The task -
In the material below, find each line holding the string "from" and copy it.

Listed records -
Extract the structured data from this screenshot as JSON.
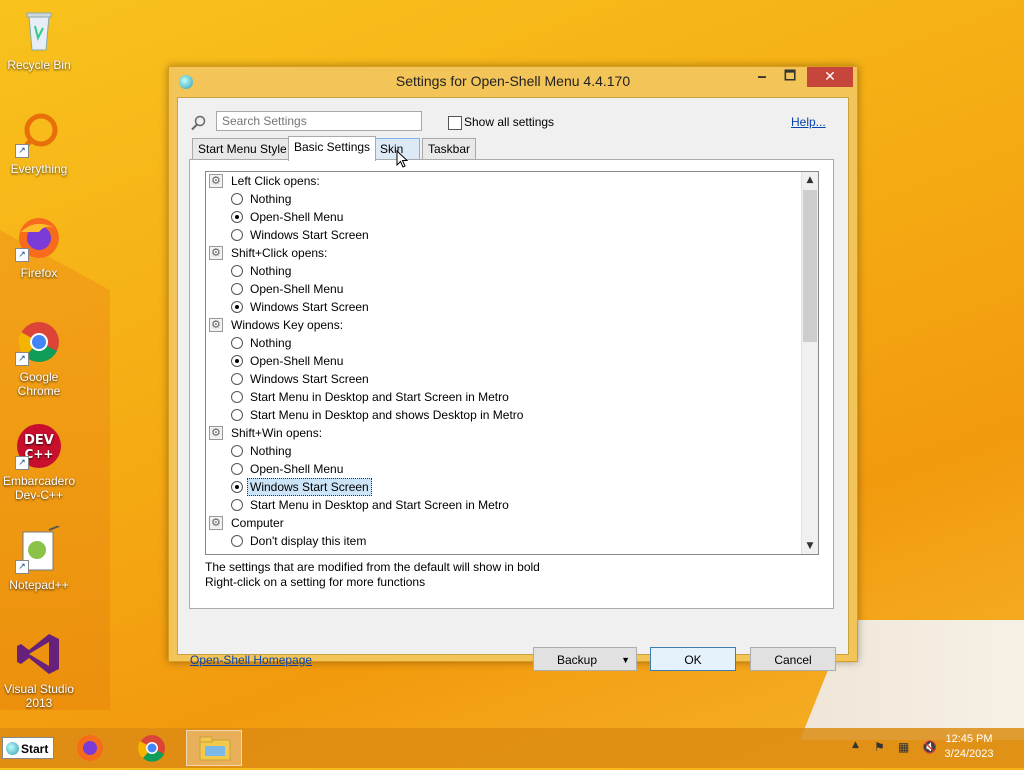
{
  "desktop": {
    "icons": [
      {
        "label": "Recycle Bin"
      },
      {
        "label": "Everything"
      },
      {
        "label": "Firefox"
      },
      {
        "label": "Google Chrome"
      },
      {
        "label": "Embarcadero Dev-C++"
      },
      {
        "label": "Notepad++"
      },
      {
        "label": "Visual Studio 2013"
      }
    ]
  },
  "window": {
    "title": "Settings for Open-Shell Menu 4.4.170",
    "minimize": "🗕",
    "maximize": "🗖",
    "close": "✕"
  },
  "toolbar": {
    "search_placeholder": "Search Settings",
    "show_all_label": "Show all settings",
    "help_label": "Help..."
  },
  "tabs": [
    {
      "label": "Start Menu Style"
    },
    {
      "label": "Basic Settings",
      "active": true
    },
    {
      "label": "Skin"
    },
    {
      "label": "Taskbar"
    }
  ],
  "settings": [
    {
      "type": "group",
      "label": "Left Click opens:"
    },
    {
      "type": "option",
      "label": "Nothing",
      "checked": false
    },
    {
      "type": "option",
      "label": "Open-Shell Menu",
      "checked": true
    },
    {
      "type": "option",
      "label": "Windows Start Screen",
      "checked": false
    },
    {
      "type": "group",
      "label": "Shift+Click opens:"
    },
    {
      "type": "option",
      "label": "Nothing",
      "checked": false
    },
    {
      "type": "option",
      "label": "Open-Shell Menu",
      "checked": false
    },
    {
      "type": "option",
      "label": "Windows Start Screen",
      "checked": true
    },
    {
      "type": "group",
      "label": "Windows Key opens:"
    },
    {
      "type": "option",
      "label": "Nothing",
      "checked": false
    },
    {
      "type": "option",
      "label": "Open-Shell Menu",
      "checked": true
    },
    {
      "type": "option",
      "label": "Windows Start Screen",
      "checked": false
    },
    {
      "type": "option",
      "label": "Start Menu in Desktop and Start Screen in Metro",
      "checked": false
    },
    {
      "type": "option",
      "label": "Start Menu in Desktop and shows Desktop in Metro",
      "checked": false
    },
    {
      "type": "group",
      "label": "Shift+Win opens:"
    },
    {
      "type": "option",
      "label": "Nothing",
      "checked": false
    },
    {
      "type": "option",
      "label": "Open-Shell Menu",
      "checked": false
    },
    {
      "type": "option",
      "label": "Windows Start Screen",
      "checked": true,
      "selected": true
    },
    {
      "type": "option",
      "label": "Start Menu in Desktop and Start Screen in Metro",
      "checked": false
    },
    {
      "type": "group",
      "label": "Computer"
    },
    {
      "type": "option",
      "label": "Don't display this item",
      "checked": false
    }
  ],
  "hints": {
    "line1": "The settings that are modified from the default will show in bold",
    "line2": "Right-click on a setting for more functions"
  },
  "footer": {
    "homepage_label": "Open-Shell Homepage",
    "backup_label": "Backup",
    "ok_label": "OK",
    "cancel_label": "Cancel"
  },
  "taskbar": {
    "start_label": "Start",
    "clock_time": "12:45 PM",
    "clock_date": "3/24/2023"
  },
  "colors": {
    "accent_link": "#0645ad",
    "close_button": "#c7463b",
    "selection": "#cce4f7"
  }
}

Problem solution -
Extract the structured data from this screenshot as JSON.
    "line1": "The settings that are modified from the default will show in bold",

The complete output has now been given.